> [Stated task] Count up the lines in the following listing that hold the word "党性党史", then give only that count.
═════ Source data
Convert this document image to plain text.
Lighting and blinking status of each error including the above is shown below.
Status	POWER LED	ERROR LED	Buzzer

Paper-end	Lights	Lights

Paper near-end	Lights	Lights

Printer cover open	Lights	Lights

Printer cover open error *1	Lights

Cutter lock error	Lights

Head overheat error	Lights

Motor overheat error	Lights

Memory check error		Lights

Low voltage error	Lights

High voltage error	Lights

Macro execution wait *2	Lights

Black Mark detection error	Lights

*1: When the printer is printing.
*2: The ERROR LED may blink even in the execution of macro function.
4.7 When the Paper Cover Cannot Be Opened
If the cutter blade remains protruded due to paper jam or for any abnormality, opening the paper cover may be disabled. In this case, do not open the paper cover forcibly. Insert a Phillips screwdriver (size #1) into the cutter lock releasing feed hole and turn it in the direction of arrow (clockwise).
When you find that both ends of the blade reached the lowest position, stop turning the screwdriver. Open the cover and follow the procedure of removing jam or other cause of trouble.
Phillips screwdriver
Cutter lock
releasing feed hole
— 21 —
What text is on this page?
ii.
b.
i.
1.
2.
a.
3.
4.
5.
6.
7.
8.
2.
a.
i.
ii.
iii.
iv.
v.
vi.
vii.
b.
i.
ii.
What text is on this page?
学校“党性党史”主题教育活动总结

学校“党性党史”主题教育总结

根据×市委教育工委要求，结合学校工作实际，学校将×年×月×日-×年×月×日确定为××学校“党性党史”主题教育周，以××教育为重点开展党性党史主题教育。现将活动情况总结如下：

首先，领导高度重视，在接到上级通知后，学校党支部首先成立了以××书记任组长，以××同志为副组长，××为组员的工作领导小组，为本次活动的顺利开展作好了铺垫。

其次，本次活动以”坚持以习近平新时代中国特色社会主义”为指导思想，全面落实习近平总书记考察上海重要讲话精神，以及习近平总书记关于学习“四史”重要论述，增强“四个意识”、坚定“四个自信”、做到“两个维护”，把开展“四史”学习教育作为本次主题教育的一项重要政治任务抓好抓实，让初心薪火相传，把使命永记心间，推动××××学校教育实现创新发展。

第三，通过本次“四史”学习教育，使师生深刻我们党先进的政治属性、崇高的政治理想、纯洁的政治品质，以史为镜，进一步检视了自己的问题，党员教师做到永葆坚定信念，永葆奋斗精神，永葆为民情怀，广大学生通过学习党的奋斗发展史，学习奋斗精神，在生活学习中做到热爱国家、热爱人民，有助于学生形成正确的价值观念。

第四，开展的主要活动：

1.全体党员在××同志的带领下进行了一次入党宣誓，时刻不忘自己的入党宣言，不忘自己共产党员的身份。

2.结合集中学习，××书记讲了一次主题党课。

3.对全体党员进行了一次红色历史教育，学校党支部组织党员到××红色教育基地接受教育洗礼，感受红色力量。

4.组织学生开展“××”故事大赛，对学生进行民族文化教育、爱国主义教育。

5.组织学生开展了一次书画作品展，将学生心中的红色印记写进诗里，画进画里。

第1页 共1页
══════════
> [Output of the exercise] 3